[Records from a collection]
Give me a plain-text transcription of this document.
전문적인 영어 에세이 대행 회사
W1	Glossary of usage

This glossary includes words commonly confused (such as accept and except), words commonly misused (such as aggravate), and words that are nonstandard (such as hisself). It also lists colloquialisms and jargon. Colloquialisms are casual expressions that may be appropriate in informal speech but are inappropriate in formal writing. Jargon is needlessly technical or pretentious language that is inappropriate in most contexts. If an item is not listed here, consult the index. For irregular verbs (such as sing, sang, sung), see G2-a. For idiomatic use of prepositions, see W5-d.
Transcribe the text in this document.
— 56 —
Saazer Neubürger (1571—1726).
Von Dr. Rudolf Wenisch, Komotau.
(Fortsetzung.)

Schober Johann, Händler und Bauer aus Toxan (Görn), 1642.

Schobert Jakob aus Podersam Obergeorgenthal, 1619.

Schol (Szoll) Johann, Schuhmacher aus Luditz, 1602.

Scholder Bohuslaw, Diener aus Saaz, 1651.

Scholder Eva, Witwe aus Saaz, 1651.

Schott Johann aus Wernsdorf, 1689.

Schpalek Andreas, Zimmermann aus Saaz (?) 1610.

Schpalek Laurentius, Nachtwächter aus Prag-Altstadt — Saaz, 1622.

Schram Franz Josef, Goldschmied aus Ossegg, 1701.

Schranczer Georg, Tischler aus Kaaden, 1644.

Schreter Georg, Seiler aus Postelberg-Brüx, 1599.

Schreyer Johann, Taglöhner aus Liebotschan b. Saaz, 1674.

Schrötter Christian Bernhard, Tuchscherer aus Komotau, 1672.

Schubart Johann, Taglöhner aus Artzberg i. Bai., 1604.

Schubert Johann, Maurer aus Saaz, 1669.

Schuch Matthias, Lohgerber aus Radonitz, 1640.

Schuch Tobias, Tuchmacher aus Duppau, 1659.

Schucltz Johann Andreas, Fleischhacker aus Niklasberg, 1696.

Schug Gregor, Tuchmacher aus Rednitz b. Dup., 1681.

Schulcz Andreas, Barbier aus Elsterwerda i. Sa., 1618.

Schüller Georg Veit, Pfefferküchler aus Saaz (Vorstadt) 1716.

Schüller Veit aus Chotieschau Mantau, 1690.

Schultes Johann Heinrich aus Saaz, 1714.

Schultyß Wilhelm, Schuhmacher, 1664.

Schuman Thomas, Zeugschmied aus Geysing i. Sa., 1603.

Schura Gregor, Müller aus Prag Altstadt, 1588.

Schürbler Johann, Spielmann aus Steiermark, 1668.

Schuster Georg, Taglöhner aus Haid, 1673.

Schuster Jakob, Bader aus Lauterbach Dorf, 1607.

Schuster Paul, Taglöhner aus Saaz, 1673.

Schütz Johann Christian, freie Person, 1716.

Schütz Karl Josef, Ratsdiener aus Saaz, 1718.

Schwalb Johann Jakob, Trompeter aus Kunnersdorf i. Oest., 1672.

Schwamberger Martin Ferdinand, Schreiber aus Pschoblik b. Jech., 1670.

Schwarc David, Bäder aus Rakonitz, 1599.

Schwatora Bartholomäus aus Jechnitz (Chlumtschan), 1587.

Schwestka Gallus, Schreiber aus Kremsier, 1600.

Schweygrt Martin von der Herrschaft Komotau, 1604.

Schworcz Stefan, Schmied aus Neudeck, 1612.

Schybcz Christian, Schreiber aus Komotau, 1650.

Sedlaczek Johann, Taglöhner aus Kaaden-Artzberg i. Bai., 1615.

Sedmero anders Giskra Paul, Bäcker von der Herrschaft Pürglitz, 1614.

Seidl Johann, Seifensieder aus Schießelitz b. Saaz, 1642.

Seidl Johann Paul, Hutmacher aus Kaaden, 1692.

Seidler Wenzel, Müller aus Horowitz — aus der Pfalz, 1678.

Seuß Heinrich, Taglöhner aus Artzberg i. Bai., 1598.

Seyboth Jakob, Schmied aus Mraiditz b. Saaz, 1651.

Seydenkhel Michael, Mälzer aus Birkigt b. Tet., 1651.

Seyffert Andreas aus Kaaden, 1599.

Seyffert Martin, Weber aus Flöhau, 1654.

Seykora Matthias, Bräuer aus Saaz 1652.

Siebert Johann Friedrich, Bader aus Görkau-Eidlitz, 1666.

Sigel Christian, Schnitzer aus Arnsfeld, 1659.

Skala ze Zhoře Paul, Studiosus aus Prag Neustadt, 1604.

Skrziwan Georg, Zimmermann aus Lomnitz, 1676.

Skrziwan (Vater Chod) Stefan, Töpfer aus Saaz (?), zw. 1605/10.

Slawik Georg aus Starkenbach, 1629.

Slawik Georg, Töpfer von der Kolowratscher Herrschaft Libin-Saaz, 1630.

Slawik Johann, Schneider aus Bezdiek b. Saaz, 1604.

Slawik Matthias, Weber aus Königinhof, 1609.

WHAT IS EXPECTED | Write out every entry verbatim.

REPLY |
Give me a plain-text transcription of this document.
전문적인 영어 에세이 대행 회사
W1	Glossary of usage

This glossary includes words commonly confused (such as accept and except), words commonly misused (such as aggravate), and words that are nonstandard (such as hisself). It also lists colloquialisms and jargon. Colloquialisms are casual expressions that may be appropriate in informal speech but are inappropriate in formal writing. Jargon is needlessly technical or pretentious language that is inappropriate in most contexts. If an item is not listed here, consult the index. For irregular verbs (such as sing, sang, sung), see G2-a. For idiomatic use of prepositions, see W5-d.
Transcribe the text in this document.
— 56 —
Saazer Neubürger (1571—1726).
Von Dr. Rudolf Wenisch, Komotau.
(Fortsetzung.)

Schober Johann, Händler und Bauer aus Toxan (Görn), 1642.

Schobert Jakob aus Podersam Obergeorgenthal, 1619.

Schol (Szoll) Johann, Schuhmacher aus Luditz, 1602.

Scholder Bohuslaw, Diener aus Saaz, 1651.

Scholder Eva, Witwe aus Saaz, 1651.

Schott Johann aus Wernsdorf, 1689.

Schpalek Andreas, Zimmermann aus Saaz (?) 1610.

Schpalek Laurentius, Nachtwächter aus Prag-Altstadt — Saaz, 1622.

Schram Franz Josef, Goldschmied aus Ossegg, 1701.

Schranczer Georg, Tischler aus Kaaden, 1644.

Schreter Georg, Seiler aus Postelberg-Brüx, 1599.

Schreyer Johann, Taglöhner aus Liebotschan b. Saaz, 1674.

Schrötter Christian Bernhard, Tuchscherer aus Komotau, 1672.

Schubart Johann, Taglöhner aus Artzberg i. Bai., 1604.

Schubert Johann, Maurer aus Saaz, 1669.

Schuch Matthias, Lohgerber aus Radonitz, 1640.

Schuch Tobias, Tuchmacher aus Duppau, 1659.

Schucltz Johann Andreas, Fleischhacker aus Niklasberg, 1696.

Schug Gregor, Tuchmacher aus Rednitz b. Dup., 1681.

Schulcz Andreas, Barbier aus Elsterwerda i. Sa., 1618.

Schüller Georg Veit, Pfefferküchler aus Saaz (Vorstadt) 1716.

Schüller Veit aus Chotieschau Mantau, 1690.

Schultes Johann Heinrich aus Saaz, 1714.

Schultyß Wilhelm, Schuhmacher, 1664.

Schuman Thomas, Zeugschmied aus Geysing i. Sa., 1603.

Schura Gregor, Müller aus Prag Altstadt, 1588.

Schürbler Johann, Spielmann aus Steiermark, 1668.

Schuster Georg, Taglöhner aus Haid, 1673.

Schuster Jakob, Bader aus Lauterbach Dorf, 1607.

Schuster Paul, Taglöhner aus Saaz, 1673.

Schütz Johann Christian, freie Person, 1716.

Schütz Karl Josef, Ratsdiener aus Saaz, 1718.

Schwalb Johann Jakob, Trompeter aus Kunnersdorf i. Oest., 1672.

Schwamberger Martin Ferdinand, Schreiber aus Pschoblik b. Jech., 1670.

Schwarc David, Bäder aus Rakonitz, 1599.

Schwatora Bartholomäus aus Jechnitz (Chlumtschan), 1587.

Schwestka Gallus, Schreiber aus Kremsier, 1600.

Schweygrt Martin von der Herrschaft Komotau, 1604.

Schworcz Stefan, Schmied aus Neudeck, 1612.

Schybcz Christian, Schreiber aus Komotau, 1650.

Sedlaczek Johann, Taglöhner aus Kaaden-Artzberg i. Bai., 1615.

Sedmero anders Giskra Paul, Bäcker von der Herrschaft Pürglitz, 1614.

Seidl Johann, Seifensieder aus Schießelitz b. Saaz, 1642.

Seidl Johann Paul, Hutmacher aus Kaaden, 1692.

Seidler Wenzel, Müller aus Horowitz — aus der Pfalz, 1678.

Seuß Heinrich, Taglöhner aus Artzberg i. Bai., 1598.

Seyboth Jakob, Schmied aus Mraiditz b. Saaz, 1651.

Seydenkhel Michael, Mälzer aus Birkigt b. Tet., 1651.

Seyffert Andreas aus Kaaden, 1599.

Seyffert Martin, Weber aus Flöhau, 1654.

Seykora Matthias, Bräuer aus Saaz 1652.

Siebert Johann Friedrich, Bader aus Görkau-Eidlitz, 1666.

Sigel Christian, Schnitzer aus Arnsfeld, 1659.

Skala ze Zhoře Paul, Studiosus aus Prag Neustadt, 1604.

Skrziwan Georg, Zimmermann aus Lomnitz, 1676.

Skrziwan (Vater Chod) Stefan, Töpfer aus Saaz (?), zw. 1605/10.

Slawik Georg aus Starkenbach, 1629.

Slawik Georg, Töpfer von der Kolowratscher Herrschaft Libin-Saaz, 1630.

Slawik Johann, Schneider aus Bezdiek b. Saaz, 1604.

Slawik Matthias, Weber aus Königinhof, 1609.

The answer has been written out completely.